* Your task *
An exact copy of every record is needed.

* Supplied records *
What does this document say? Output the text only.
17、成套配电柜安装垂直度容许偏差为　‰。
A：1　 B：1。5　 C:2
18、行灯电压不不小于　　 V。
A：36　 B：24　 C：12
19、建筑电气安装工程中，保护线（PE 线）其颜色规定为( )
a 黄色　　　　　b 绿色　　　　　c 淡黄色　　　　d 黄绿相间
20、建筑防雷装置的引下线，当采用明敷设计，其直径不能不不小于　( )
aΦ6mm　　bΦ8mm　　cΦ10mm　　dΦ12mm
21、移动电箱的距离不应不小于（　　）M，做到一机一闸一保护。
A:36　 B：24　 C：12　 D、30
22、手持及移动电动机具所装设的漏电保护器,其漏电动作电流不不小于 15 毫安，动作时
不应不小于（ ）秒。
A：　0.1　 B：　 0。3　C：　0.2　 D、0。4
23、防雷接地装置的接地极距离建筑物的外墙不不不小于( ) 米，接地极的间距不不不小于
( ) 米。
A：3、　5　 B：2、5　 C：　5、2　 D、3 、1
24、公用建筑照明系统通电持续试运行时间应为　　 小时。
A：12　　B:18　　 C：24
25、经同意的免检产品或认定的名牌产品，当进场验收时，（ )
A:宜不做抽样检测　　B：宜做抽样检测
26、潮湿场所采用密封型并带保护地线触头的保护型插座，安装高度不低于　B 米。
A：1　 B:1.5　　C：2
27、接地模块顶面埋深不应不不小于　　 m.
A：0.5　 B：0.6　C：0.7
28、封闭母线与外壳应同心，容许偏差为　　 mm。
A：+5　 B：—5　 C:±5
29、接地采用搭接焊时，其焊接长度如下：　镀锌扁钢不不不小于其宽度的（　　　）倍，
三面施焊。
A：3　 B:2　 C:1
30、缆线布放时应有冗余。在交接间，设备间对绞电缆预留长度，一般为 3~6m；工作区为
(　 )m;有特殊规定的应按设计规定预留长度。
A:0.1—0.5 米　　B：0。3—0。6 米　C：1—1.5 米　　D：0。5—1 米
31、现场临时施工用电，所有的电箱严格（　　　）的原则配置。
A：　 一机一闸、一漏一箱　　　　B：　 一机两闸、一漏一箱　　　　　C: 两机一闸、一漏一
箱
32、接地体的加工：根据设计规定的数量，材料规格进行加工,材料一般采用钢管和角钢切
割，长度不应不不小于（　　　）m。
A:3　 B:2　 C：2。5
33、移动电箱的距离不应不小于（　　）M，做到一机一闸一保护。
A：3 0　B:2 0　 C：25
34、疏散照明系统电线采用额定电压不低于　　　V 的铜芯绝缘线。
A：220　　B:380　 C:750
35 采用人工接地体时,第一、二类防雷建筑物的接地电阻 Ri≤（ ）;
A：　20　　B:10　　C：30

* Solution for this task *
What does this document say? Output the text only.
17、成套配电柜安装垂直度容许偏差为　‰。
A：1　 B：1。5　 C:2
18、行灯电压不不小于　　 V。
A：36　 B：24　 C：12
19、建筑电气安装工程中，保护线（PE 线）其颜色规定为( )
a 黄色　　　　　b 绿色　　　　　c 淡黄色　　　　d 黄绿相间
20、建筑防雷装置的引下线，当采用明敷设计，其直径不能不不小于　( )
aΦ6mm　　bΦ8mm　　cΦ10mm　　dΦ12mm
21、移动电箱的距离不应不小于（　　）M，做到一机一闸一保护。
A:36　 B：24　 C：12　 D、30
22、手持及移动电动机具所装设的漏电保护器,其漏电动作电流不不小于 15 毫安，动作时
不应不小于（ ）秒。
A：　0.1　 B：　 0。3　C：　0.2　 D、0。4
23、防雷接地装置的接地极距离建筑物的外墙不不不小于( ) 米，接地极的间距不不不小于
( ) 米。
A：3、　5　 B：2、5　 C：　5、2　 D、3 、1
24、公用建筑照明系统通电持续试运行时间应为　　 小时。
A：12　　B:18　　 C：24
25、经同意的免检产品或认定的名牌产品，当进场验收时，（ )
A:宜不做抽样检测　　B：宜做抽样检测
26、潮湿场所采用密封型并带保护地线触头的保护型插座，安装高度不低于　B 米。
A：1　 B:1.5　　C：2
27、接地模块顶面埋深不应不不小于　　 m.
A：0.5　 B：0.6　C：0.7
28、封闭母线与外壳应同心，容许偏差为　　 mm。
A：+5　 B：—5　 C:±5
29、接地采用搭接焊时，其焊接长度如下：　镀锌扁钢不不不小于其宽度的（　　　）倍，
三面施焊。
A：3　 B:2　 C:1
30、缆线布放时应有冗余。在交接间，设备间对绞电缆预留长度，一般为 3~6m；工作区为
(　 )m;有特殊规定的应按设计规定预留长度。
A:0.1—0.5 米　　B：0。3—0。6 米　C：1—1.5 米　　D：0。5—1 米
31、现场临时施工用电，所有的电箱严格（　　　）的原则配置。
A：　 一机一闸、一漏一箱　　　　B：　 一机两闸、一漏一箱　　　　　C: 两机一闸、一漏一
箱
32、接地体的加工：根据设计规定的数量，材料规格进行加工,材料一般采用钢管和角钢切
割，长度不应不不小于（　　　）m。
A:3　 B:2　 C：2。5
33、移动电箱的距离不应不小于（　　）M，做到一机一闸一保护。
A：3 0　B:2 0　 C：25
34、疏散照明系统电线采用额定电压不低于　　　V 的铜芯绝缘线。
A：220　　B:380　 C:750
35 采用人工接地体时,第一、二类防雷建筑物的接地电阻 Ri≤（ ）;
A：　20　　B:10　　C：30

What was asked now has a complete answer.